> Do this
Copy out all lines carrying the word "header".

Saved data entries:
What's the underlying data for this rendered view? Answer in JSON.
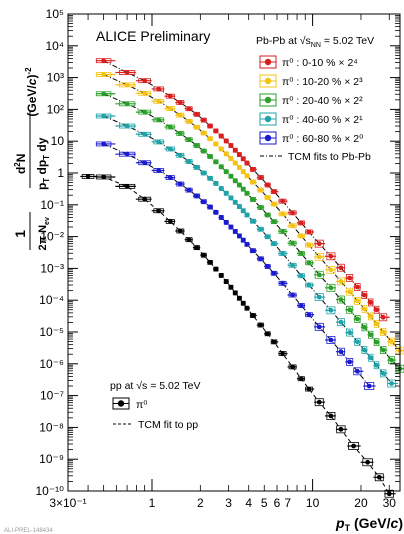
{
  "chart_data": {
    "type": "scatter",
    "annotation": "ALICE Preliminary",
    "footer": "ALI-PREL-148434",
    "xlabel": "p_T (GeV/c)",
    "ylabel": "(1 / 2π N_ev) d²N / (p_T dp_T dy) (GeV/c)^-2",
    "xlim": [
      0.3,
      35
    ],
    "ylim": [
      1e-10,
      100000.0
    ],
    "x_scale": "log",
    "y_scale": "log",
    "x_tick_labels": [
      {
        "v": 0.3,
        "t": "3×10⁻¹"
      },
      {
        "v": 1,
        "t": "1"
      },
      {
        "v": 2,
        "t": "2"
      },
      {
        "v": 3,
        "t": "3"
      },
      {
        "v": 4,
        "t": "4"
      },
      {
        "v": 5,
        "t": "5"
      },
      {
        "v": 6,
        "t": "6"
      },
      {
        "v": 7,
        "t": "7"
      },
      {
        "v": 10,
        "t": "10"
      },
      {
        "v": 20,
        "t": "20"
      },
      {
        "v": 30,
        "t": "30"
      }
    ],
    "y_tick_labels": [
      {
        "v": 100000.0,
        "t": "10⁵"
      },
      {
        "v": 10000.0,
        "t": "10⁴"
      },
      {
        "v": 1000.0,
        "t": "10³"
      },
      {
        "v": 100.0,
        "t": "10²"
      },
      {
        "v": 10,
        "t": "10"
      },
      {
        "v": 1,
        "t": "1"
      },
      {
        "v": 0.1,
        "t": "10⁻¹"
      },
      {
        "v": 0.01,
        "t": "10⁻²"
      },
      {
        "v": 0.001,
        "t": "10⁻³"
      },
      {
        "v": 0.0001,
        "t": "10⁻⁴"
      },
      {
        "v": 1e-05,
        "t": "10⁻⁵"
      },
      {
        "v": 1e-06,
        "t": "10⁻⁶"
      },
      {
        "v": 1e-07,
        "t": "10⁻⁷"
      },
      {
        "v": 1e-08,
        "t": "10⁻⁸"
      },
      {
        "v": 1e-09,
        "t": "10⁻⁹"
      },
      {
        "v": 1e-10,
        "t": "10⁻¹⁰"
      }
    ],
    "legend_pbpb": {
      "header": "Pb-Pb at √s_NN = 5.02 TeV",
      "fit_label": "TCM fits to Pb-Pb",
      "placement": "top-right"
    },
    "legend_pp": {
      "header": "pp at √s = 5.02 TeV",
      "entry_label": "π⁰",
      "fit_label": "TCM fit to pp",
      "placement": "bottom-left"
    },
    "series": [
      {
        "name": "π⁰ : 0-10 % × 2⁴",
        "color": "#d81e1e",
        "points": [
          [
            0.5,
            3400.0
          ],
          [
            0.7,
            1450.0
          ],
          [
            0.9,
            800
          ],
          [
            1.1,
            440
          ],
          [
            1.3,
            260
          ],
          [
            1.5,
            165
          ],
          [
            1.7,
            105
          ],
          [
            1.9,
            70
          ],
          [
            2.1,
            46
          ],
          [
            2.3,
            30
          ],
          [
            2.5,
            21
          ],
          [
            2.7,
            14.5
          ],
          [
            2.9,
            10.2
          ],
          [
            3.1,
            7.3
          ],
          [
            3.3,
            5.2
          ],
          [
            3.5,
            3.8
          ],
          [
            3.7,
            2.8
          ],
          [
            3.9,
            2.05
          ],
          [
            4.25,
            1.3
          ],
          [
            4.75,
            0.72
          ],
          [
            5.25,
            0.42
          ],
          [
            5.75,
            0.26
          ],
          [
            6.5,
            0.13
          ],
          [
            7.5,
            0.056
          ],
          [
            8.5,
            0.027
          ],
          [
            9.5,
            0.014
          ],
          [
            11,
            0.006
          ],
          [
            13,
            0.0024
          ],
          [
            15,
            0.00105
          ],
          [
            17,
            0.0005
          ],
          [
            19,
            0.00026
          ],
          [
            21,
            0.000145
          ],
          [
            23,
            8.5e-05
          ],
          [
            25,
            5e-05
          ],
          [
            27.5,
            2.9e-05
          ]
        ]
      },
      {
        "name": "π⁰ : 10-20 % × 2³",
        "color": "#f5c211",
        "points": [
          [
            0.5,
            1250.0
          ],
          [
            0.7,
            590
          ],
          [
            0.9,
            320
          ],
          [
            1.1,
            180
          ],
          [
            1.3,
            106
          ],
          [
            1.5,
            66
          ],
          [
            1.7,
            42
          ],
          [
            1.9,
            27.5
          ],
          [
            2.1,
            18
          ],
          [
            2.3,
            12
          ],
          [
            2.5,
            8.2
          ],
          [
            2.7,
            5.7
          ],
          [
            2.9,
            4.0
          ],
          [
            3.1,
            2.85
          ],
          [
            3.3,
            2.05
          ],
          [
            3.5,
            1.5
          ],
          [
            3.7,
            1.1
          ],
          [
            3.9,
            0.82
          ],
          [
            4.25,
            0.52
          ],
          [
            4.75,
            0.29
          ],
          [
            5.25,
            0.17
          ],
          [
            5.75,
            0.105
          ],
          [
            6.5,
            0.052
          ],
          [
            7.5,
            0.022
          ],
          [
            8.5,
            0.0105
          ],
          [
            9.5,
            0.0054
          ],
          [
            11,
            0.0023
          ],
          [
            13,
            0.0009
          ],
          [
            15,
            0.00039
          ],
          [
            17,
            0.000185
          ],
          [
            19,
            9.5e-05
          ],
          [
            21,
            5.3e-05
          ],
          [
            23,
            3.1e-05
          ],
          [
            25,
            1.8e-05
          ],
          [
            27.5,
            1e-05
          ],
          [
            31,
            5e-06
          ],
          [
            35,
            2.6e-06
          ]
        ]
      },
      {
        "name": "π⁰ : 20-40 % × 2²",
        "color": "#2aa02a",
        "points": [
          [
            0.5,
            310
          ],
          [
            0.7,
            150
          ],
          [
            0.9,
            82
          ],
          [
            1.1,
            47
          ],
          [
            1.3,
            28
          ],
          [
            1.5,
            17.5
          ],
          [
            1.7,
            11.2
          ],
          [
            1.9,
            7.3
          ],
          [
            2.1,
            4.9
          ],
          [
            2.3,
            3.3
          ],
          [
            2.5,
            2.25
          ],
          [
            2.7,
            1.57
          ],
          [
            2.9,
            1.1
          ],
          [
            3.1,
            0.79
          ],
          [
            3.3,
            0.57
          ],
          [
            3.5,
            0.42
          ],
          [
            3.7,
            0.31
          ],
          [
            3.9,
            0.23
          ],
          [
            4.25,
            0.147
          ],
          [
            4.75,
            0.082
          ],
          [
            5.25,
            0.048
          ],
          [
            5.75,
            0.0295
          ],
          [
            6.5,
            0.0145
          ],
          [
            7.5,
            0.0062
          ],
          [
            8.5,
            0.00295
          ],
          [
            9.5,
            0.0015
          ],
          [
            11,
            0.00063
          ],
          [
            13,
            0.000245
          ],
          [
            15,
            0.000105
          ],
          [
            17,
            5e-05
          ],
          [
            19,
            2.55e-05
          ],
          [
            21,
            1.4e-05
          ],
          [
            23,
            8.2e-06
          ],
          [
            25,
            4.8e-06
          ],
          [
            27.5,
            2.7e-06
          ],
          [
            31,
            1.3e-06
          ],
          [
            35,
            7e-07
          ]
        ]
      },
      {
        "name": "π⁰ : 40-60 % × 2¹",
        "color": "#1fa3a8",
        "points": [
          [
            0.5,
            62
          ],
          [
            0.7,
            30
          ],
          [
            0.9,
            16.5
          ],
          [
            1.1,
            9.5
          ],
          [
            1.3,
            5.7
          ],
          [
            1.5,
            3.6
          ],
          [
            1.7,
            2.3
          ],
          [
            1.9,
            1.5
          ],
          [
            2.1,
            1.0
          ],
          [
            2.3,
            0.68
          ],
          [
            2.5,
            0.47
          ],
          [
            2.7,
            0.325
          ],
          [
            2.9,
            0.23
          ],
          [
            3.1,
            0.165
          ],
          [
            3.3,
            0.12
          ],
          [
            3.5,
            0.088
          ],
          [
            3.7,
            0.065
          ],
          [
            3.9,
            0.048
          ],
          [
            4.25,
            0.0305
          ],
          [
            4.75,
            0.017
          ],
          [
            5.25,
            0.0099
          ],
          [
            5.75,
            0.006
          ],
          [
            6.5,
            0.00295
          ],
          [
            7.5,
            0.00125
          ],
          [
            8.5,
            0.00059
          ],
          [
            9.5,
            0.0003
          ],
          [
            11,
            0.000125
          ],
          [
            13,
            4.8e-05
          ],
          [
            15,
            2.05e-05
          ],
          [
            17,
            9.6e-06
          ],
          [
            19,
            4.9e-06
          ],
          [
            21,
            2.7e-06
          ],
          [
            23,
            1.55e-06
          ],
          [
            25,
            9e-07
          ],
          [
            27.5,
            5e-07
          ],
          [
            31,
            2.4e-07
          ]
        ]
      },
      {
        "name": "π⁰ : 60-80 % × 2⁰",
        "color": "#1a1ad0",
        "points": [
          [
            0.5,
            8.2
          ],
          [
            0.7,
            3.9
          ],
          [
            0.9,
            2.1
          ],
          [
            1.1,
            1.2
          ],
          [
            1.3,
            0.72
          ],
          [
            1.5,
            0.45
          ],
          [
            1.7,
            0.29
          ],
          [
            1.9,
            0.19
          ],
          [
            2.1,
            0.125
          ],
          [
            2.3,
            0.085
          ],
          [
            2.5,
            0.058
          ],
          [
            2.7,
            0.04
          ],
          [
            2.9,
            0.028
          ],
          [
            3.1,
            0.02
          ],
          [
            3.3,
            0.0145
          ],
          [
            3.5,
            0.0105
          ],
          [
            3.7,
            0.0077
          ],
          [
            3.9,
            0.0057
          ],
          [
            4.25,
            0.0036
          ],
          [
            4.75,
            0.002
          ],
          [
            5.25,
            0.00115
          ],
          [
            5.75,
            0.0007
          ],
          [
            6.5,
            0.00034
          ],
          [
            7.5,
            0.000145
          ],
          [
            8.5,
            6.8e-05
          ],
          [
            9.5,
            3.5e-05
          ],
          [
            11,
            1.45e-05
          ],
          [
            13,
            5.6e-06
          ],
          [
            15,
            2.4e-06
          ],
          [
            17,
            1.15e-06
          ],
          [
            19,
            5.8e-07
          ],
          [
            22.5,
            2e-07
          ]
        ]
      },
      {
        "name": "pp π⁰",
        "color": "#000000",
        "points": [
          [
            0.4,
            0.78
          ],
          [
            0.5,
            0.75
          ],
          [
            0.7,
            0.38
          ],
          [
            0.9,
            0.15
          ],
          [
            1.1,
            0.065
          ],
          [
            1.3,
            0.03
          ],
          [
            1.5,
            0.015
          ],
          [
            1.7,
            0.008
          ],
          [
            1.9,
            0.0045
          ],
          [
            2.1,
            0.0026
          ],
          [
            2.3,
            0.00155
          ],
          [
            2.5,
            0.00095
          ],
          [
            2.7,
            0.0006
          ],
          [
            2.9,
            0.000385
          ],
          [
            3.1,
            0.000255
          ],
          [
            3.3,
            0.00017
          ],
          [
            3.5,
            0.000115
          ],
          [
            3.7,
            8e-05
          ],
          [
            3.9,
            5.6e-05
          ],
          [
            4.25,
            3.3e-05
          ],
          [
            4.75,
            1.65e-05
          ],
          [
            5.25,
            8.8e-06
          ],
          [
            5.75,
            4.9e-06
          ],
          [
            6.5,
            2.1e-06
          ],
          [
            7.5,
            8e-07
          ],
          [
            8.5,
            3.4e-07
          ],
          [
            9.5,
            1.6e-07
          ],
          [
            11,
            6.2e-08
          ],
          [
            13,
            2.3e-08
          ],
          [
            15,
            8.7e-09
          ],
          [
            18,
            2.6e-09
          ],
          [
            22,
            8e-10
          ],
          [
            26,
            2.7e-10
          ],
          [
            30,
            8.2e-11
          ]
        ]
      }
    ]
  }
}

> Reply to the task
      "header": "Pb-Pb at √s_NN = 5.02 TeV",
      "header": "pp at √s = 5.02 TeV",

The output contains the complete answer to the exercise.